• **TASK STATEMENT**
Return all the data below as it stands, minus the pictures.
§
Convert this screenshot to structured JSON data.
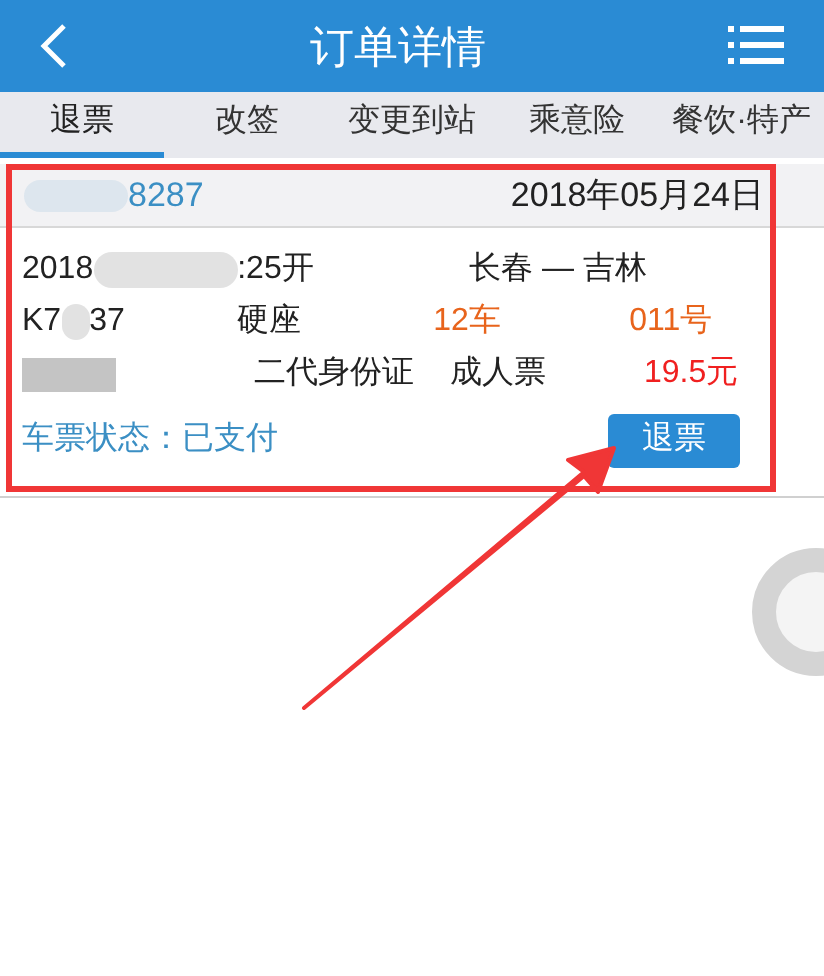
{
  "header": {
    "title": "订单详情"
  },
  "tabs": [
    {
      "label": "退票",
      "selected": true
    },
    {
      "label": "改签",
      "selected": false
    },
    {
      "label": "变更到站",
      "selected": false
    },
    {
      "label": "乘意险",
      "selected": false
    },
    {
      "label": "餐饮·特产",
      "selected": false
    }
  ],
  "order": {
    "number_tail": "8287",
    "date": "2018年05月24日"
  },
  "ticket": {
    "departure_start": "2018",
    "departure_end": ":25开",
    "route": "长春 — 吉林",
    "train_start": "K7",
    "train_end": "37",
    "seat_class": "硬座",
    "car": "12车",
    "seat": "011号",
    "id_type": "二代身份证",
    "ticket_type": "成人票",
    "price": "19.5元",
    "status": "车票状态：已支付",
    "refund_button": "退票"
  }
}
§
• **RESPONSE TO THIS EXERCISE**
Convert this screenshot to structured JSON data.
{
  "header": {
    "title": "订单详情"
  },
  "tabs": [
    {
      "label": "退票",
      "selected": true
    },
    {
      "label": "改签",
      "selected": false
    },
    {
      "label": "变更到站",
      "selected": false
    },
    {
      "label": "乘意险",
      "selected": false
    },
    {
      "label": "餐饮·特产",
      "selected": false
    }
  ],
  "order": {
    "number_tail": "8287",
    "date": "2018年05月24日"
  },
  "ticket": {
    "departure_start": "2018",
    "departure_end": ":25开",
    "route": "长春 — 吉林",
    "train_start": "K7",
    "train_end": "37",
    "seat_class": "硬座",
    "car": "12车",
    "seat": "011号",
    "id_type": "二代身份证",
    "ticket_type": "成人票",
    "price": "19.5元",
    "status": "车票状态：已支付",
    "refund_button": "退票"
  }
}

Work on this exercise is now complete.